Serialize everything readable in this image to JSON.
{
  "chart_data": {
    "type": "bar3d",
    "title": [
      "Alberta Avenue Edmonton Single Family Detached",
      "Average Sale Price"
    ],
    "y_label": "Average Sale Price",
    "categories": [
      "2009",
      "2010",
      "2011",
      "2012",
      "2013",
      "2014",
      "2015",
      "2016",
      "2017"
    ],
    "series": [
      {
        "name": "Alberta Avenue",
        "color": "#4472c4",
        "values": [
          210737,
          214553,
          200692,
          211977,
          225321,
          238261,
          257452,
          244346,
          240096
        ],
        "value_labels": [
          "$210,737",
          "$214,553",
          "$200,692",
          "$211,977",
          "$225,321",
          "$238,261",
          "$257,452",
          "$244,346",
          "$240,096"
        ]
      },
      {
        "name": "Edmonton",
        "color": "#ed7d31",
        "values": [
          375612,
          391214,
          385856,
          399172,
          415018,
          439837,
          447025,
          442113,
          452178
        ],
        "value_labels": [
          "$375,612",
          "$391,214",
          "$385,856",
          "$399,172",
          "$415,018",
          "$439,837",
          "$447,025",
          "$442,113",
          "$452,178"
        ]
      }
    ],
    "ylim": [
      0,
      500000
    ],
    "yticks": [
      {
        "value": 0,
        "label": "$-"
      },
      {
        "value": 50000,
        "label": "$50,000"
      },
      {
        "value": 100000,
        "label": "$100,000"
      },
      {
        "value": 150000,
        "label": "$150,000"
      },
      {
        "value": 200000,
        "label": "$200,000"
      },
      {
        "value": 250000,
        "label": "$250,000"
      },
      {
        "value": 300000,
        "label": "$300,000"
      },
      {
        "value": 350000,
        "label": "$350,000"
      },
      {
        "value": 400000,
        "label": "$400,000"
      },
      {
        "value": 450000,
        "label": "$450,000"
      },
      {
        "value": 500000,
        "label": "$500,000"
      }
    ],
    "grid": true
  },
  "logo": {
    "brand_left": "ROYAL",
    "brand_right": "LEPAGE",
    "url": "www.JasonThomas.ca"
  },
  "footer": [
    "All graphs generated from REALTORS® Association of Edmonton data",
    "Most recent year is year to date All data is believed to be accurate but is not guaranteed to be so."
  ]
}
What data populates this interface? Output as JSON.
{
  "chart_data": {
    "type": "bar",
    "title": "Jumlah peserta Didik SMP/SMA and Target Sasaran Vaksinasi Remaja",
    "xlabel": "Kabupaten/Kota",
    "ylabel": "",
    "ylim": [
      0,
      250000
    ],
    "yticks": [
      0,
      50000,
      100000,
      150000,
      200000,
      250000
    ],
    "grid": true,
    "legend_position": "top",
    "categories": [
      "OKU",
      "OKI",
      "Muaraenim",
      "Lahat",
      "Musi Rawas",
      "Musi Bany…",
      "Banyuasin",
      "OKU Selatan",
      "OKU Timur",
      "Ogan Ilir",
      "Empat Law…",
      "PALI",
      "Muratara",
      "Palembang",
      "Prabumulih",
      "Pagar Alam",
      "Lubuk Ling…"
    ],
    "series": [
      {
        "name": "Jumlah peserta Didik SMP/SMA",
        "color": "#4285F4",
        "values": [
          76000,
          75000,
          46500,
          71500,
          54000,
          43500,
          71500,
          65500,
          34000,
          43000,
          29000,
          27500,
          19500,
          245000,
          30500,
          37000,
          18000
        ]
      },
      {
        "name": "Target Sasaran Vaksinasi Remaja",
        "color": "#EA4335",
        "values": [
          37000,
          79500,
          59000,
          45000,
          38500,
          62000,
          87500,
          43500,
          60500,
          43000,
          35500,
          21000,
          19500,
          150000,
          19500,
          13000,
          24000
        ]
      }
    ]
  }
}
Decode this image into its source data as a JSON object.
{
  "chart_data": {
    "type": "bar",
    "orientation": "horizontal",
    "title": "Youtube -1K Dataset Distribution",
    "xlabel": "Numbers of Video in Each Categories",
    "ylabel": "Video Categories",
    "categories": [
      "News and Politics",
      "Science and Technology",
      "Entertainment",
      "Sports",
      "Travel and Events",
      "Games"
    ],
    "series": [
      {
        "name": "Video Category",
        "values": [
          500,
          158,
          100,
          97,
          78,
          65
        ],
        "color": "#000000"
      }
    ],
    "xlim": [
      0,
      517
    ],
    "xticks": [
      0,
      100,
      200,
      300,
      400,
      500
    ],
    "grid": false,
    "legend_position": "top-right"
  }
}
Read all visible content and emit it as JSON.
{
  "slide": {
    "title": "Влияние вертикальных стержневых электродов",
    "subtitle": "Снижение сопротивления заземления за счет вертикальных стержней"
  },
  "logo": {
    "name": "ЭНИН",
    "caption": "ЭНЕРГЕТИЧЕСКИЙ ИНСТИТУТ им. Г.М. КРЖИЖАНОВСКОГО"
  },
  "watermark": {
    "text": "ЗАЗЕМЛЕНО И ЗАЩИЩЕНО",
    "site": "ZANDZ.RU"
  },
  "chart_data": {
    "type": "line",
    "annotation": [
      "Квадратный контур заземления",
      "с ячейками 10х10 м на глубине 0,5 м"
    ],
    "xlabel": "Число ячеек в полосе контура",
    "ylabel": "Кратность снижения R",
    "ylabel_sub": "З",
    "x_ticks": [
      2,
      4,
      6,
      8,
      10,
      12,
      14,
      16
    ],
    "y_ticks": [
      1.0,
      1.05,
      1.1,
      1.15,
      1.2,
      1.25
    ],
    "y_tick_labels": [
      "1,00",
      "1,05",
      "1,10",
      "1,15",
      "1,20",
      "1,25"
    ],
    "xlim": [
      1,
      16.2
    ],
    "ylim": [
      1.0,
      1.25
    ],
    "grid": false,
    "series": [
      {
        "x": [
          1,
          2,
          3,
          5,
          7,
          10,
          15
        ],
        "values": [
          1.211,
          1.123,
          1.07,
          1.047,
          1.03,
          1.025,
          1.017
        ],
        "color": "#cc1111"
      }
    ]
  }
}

◆ WHAT YOU SHOULD DO ◆
Extract every line above containing the word "peserta".

◆ TASK ANSWER ◆
    "title": "Jumlah peserta Didik SMP/SMA and Target Sasaran Vaksinasi Remaja",
        "name": "Jumlah peserta Didik SMP/SMA",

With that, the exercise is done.